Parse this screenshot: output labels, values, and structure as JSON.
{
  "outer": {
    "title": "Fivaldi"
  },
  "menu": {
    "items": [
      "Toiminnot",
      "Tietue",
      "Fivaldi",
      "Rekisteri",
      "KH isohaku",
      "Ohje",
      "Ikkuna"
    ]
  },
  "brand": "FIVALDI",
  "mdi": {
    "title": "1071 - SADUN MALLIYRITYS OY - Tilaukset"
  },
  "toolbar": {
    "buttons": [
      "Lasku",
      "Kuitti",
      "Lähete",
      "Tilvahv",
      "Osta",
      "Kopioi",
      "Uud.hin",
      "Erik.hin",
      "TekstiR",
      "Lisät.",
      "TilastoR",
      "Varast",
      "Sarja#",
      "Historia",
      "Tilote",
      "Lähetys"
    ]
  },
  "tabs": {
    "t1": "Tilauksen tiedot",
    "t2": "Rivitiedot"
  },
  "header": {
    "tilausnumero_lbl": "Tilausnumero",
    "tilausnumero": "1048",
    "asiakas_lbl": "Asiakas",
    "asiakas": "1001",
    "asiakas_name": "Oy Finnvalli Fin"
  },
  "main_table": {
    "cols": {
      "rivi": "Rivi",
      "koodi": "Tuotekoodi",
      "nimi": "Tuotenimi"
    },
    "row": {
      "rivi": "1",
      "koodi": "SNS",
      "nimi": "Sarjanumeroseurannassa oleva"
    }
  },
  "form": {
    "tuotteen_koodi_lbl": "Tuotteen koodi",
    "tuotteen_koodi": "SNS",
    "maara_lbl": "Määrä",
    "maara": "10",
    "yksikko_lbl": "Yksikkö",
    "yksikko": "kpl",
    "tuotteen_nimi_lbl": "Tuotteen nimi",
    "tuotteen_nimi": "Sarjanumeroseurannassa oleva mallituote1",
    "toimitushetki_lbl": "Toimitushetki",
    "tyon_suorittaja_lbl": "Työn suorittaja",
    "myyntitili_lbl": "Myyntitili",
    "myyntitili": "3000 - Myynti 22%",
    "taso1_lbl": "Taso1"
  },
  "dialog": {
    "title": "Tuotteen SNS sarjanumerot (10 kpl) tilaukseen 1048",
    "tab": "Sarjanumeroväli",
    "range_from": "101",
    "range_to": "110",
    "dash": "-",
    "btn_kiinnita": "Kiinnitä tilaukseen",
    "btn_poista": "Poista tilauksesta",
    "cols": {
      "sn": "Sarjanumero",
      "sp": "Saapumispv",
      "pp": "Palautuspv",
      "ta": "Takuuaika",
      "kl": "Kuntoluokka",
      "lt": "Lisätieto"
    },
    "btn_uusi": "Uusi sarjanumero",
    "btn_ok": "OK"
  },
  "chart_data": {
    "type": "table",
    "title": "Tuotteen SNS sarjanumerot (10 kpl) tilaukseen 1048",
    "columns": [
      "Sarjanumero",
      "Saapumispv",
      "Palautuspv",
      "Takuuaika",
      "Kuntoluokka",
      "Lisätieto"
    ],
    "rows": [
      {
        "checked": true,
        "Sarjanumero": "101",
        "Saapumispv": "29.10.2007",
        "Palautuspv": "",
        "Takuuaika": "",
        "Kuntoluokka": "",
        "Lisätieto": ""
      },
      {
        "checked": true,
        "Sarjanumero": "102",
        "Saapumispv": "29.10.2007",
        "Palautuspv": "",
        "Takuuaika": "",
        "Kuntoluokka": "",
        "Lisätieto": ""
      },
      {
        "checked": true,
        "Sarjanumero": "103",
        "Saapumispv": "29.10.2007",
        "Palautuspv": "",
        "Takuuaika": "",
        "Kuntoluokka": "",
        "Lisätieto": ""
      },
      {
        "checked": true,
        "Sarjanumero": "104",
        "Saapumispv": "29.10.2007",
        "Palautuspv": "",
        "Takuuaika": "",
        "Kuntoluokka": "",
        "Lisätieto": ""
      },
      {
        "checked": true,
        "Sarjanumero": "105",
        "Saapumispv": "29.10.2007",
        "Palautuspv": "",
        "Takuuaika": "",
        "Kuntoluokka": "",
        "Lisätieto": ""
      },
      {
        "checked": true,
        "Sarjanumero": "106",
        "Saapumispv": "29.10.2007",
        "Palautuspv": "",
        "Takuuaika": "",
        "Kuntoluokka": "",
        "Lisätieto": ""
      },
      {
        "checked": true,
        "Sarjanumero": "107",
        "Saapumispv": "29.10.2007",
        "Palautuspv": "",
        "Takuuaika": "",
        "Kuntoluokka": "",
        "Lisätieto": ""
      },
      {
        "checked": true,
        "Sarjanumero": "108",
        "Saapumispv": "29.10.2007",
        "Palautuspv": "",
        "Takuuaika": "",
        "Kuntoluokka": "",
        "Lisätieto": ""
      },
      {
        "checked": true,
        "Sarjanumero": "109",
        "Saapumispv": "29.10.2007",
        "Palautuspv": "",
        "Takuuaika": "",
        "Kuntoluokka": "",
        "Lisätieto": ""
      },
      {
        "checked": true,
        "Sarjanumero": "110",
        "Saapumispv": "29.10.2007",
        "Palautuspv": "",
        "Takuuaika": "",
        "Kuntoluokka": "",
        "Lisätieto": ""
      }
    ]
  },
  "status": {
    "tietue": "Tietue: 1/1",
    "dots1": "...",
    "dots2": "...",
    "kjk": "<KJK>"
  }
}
========
● **AIM OF THE EXERCISE**: Each line of the material must be restated exactly.

● **OUTPUT FOR THIS TASK**:
Parse this screenshot: output labels, values, and structure as JSON.
{
  "outer": {
    "title": "Fivaldi"
  },
  "menu": {
    "items": [
      "Toiminnot",
      "Tietue",
      "Fivaldi",
      "Rekisteri",
      "KH isohaku",
      "Ohje",
      "Ikkuna"
    ]
  },
  "brand": "FIVALDI",
  "mdi": {
    "title": "1071 - SADUN MALLIYRITYS OY - Tilaukset"
  },
  "toolbar": {
    "buttons": [
      "Lasku",
      "Kuitti",
      "Lähete",
      "Tilvahv",
      "Osta",
      "Kopioi",
      "Uud.hin",
      "Erik.hin",
      "TekstiR",
      "Lisät.",
      "TilastoR",
      "Varast",
      "Sarja#",
      "Historia",
      "Tilote",
      "Lähetys"
    ]
  },
  "tabs": {
    "t1": "Tilauksen tiedot",
    "t2": "Rivitiedot"
  },
  "header": {
    "tilausnumero_lbl": "Tilausnumero",
    "tilausnumero": "1048",
    "asiakas_lbl": "Asiakas",
    "asiakas": "1001",
    "asiakas_name": "Oy Finnvalli Fin"
  },
  "main_table": {
    "cols": {
      "rivi": "Rivi",
      "koodi": "Tuotekoodi",
      "nimi": "Tuotenimi"
    },
    "row": {
      "rivi": "1",
      "koodi": "SNS",
      "nimi": "Sarjanumeroseurannassa oleva"
    }
  },
  "form": {
    "tuotteen_koodi_lbl": "Tuotteen koodi",
    "tuotteen_koodi": "SNS",
    "maara_lbl": "Määrä",
    "maara": "10",
    "yksikko_lbl": "Yksikkö",
    "yksikko": "kpl",
    "tuotteen_nimi_lbl": "Tuotteen nimi",
    "tuotteen_nimi": "Sarjanumeroseurannassa oleva mallituote1",
    "toimitushetki_lbl": "Toimitushetki",
    "tyon_suorittaja_lbl": "Työn suorittaja",
    "myyntitili_lbl": "Myyntitili",
    "myyntitili": "3000 - Myynti 22%",
    "taso1_lbl": "Taso1"
  },
  "dialog": {
    "title": "Tuotteen SNS sarjanumerot (10 kpl) tilaukseen 1048",
    "tab": "Sarjanumeroväli",
    "range_from": "101",
    "range_to": "110",
    "dash": "-",
    "btn_kiinnita": "Kiinnitä tilaukseen",
    "btn_poista": "Poista tilauksesta",
    "cols": {
      "sn": "Sarjanumero",
      "sp": "Saapumispv",
      "pp": "Palautuspv",
      "ta": "Takuuaika",
      "kl": "Kuntoluokka",
      "lt": "Lisätieto"
    },
    "btn_uusi": "Uusi sarjanumero",
    "btn_ok": "OK"
  },
  "chart_data": {
    "type": "table",
    "title": "Tuotteen SNS sarjanumerot (10 kpl) tilaukseen 1048",
    "columns": [
      "Sarjanumero",
      "Saapumispv",
      "Palautuspv",
      "Takuuaika",
      "Kuntoluokka",
      "Lisätieto"
    ],
    "rows": [
      {
        "checked": true,
        "Sarjanumero": "101",
        "Saapumispv": "29.10.2007",
        "Palautuspv": "",
        "Takuuaika": "",
        "Kuntoluokka": "",
        "Lisätieto": ""
      },
      {
        "checked": true,
        "Sarjanumero": "102",
        "Saapumispv": "29.10.2007",
        "Palautuspv": "",
        "Takuuaika": "",
        "Kuntoluokka": "",
        "Lisätieto": ""
      },
      {
        "checked": true,
        "Sarjanumero": "103",
        "Saapumispv": "29.10.2007",
        "Palautuspv": "",
        "Takuuaika": "",
        "Kuntoluokka": "",
        "Lisätieto": ""
      },
      {
        "checked": true,
        "Sarjanumero": "104",
        "Saapumispv": "29.10.2007",
        "Palautuspv": "",
        "Takuuaika": "",
        "Kuntoluokka": "",
        "Lisätieto": ""
      },
      {
        "checked": true,
        "Sarjanumero": "105",
        "Saapumispv": "29.10.2007",
        "Palautuspv": "",
        "Takuuaika": "",
        "Kuntoluokka": "",
        "Lisätieto": ""
      },
      {
        "checked": true,
        "Sarjanumero": "106",
        "Saapumispv": "29.10.2007",
        "Palautuspv": "",
        "Takuuaika": "",
        "Kuntoluokka": "",
        "Lisätieto": ""
      },
      {
        "checked": true,
        "Sarjanumero": "107",
        "Saapumispv": "29.10.2007",
        "Palautuspv": "",
        "Takuuaika": "",
        "Kuntoluokka": "",
        "Lisätieto": ""
      },
      {
        "checked": true,
        "Sarjanumero": "108",
        "Saapumispv": "29.10.2007",
        "Palautuspv": "",
        "Takuuaika": "",
        "Kuntoluokka": "",
        "Lisätieto": ""
      },
      {
        "checked": true,
        "Sarjanumero": "109",
        "Saapumispv": "29.10.2007",
        "Palautuspv": "",
        "Takuuaika": "",
        "Kuntoluokka": "",
        "Lisätieto": ""
      },
      {
        "checked": true,
        "Sarjanumero": "110",
        "Saapumispv": "29.10.2007",
        "Palautuspv": "",
        "Takuuaika": "",
        "Kuntoluokka": "",
        "Lisätieto": ""
      }
    ]
  },
  "status": {
    "tietue": "Tietue: 1/1",
    "dots1": "...",
    "dots2": "...",
    "kjk": "<KJK>"
  }
}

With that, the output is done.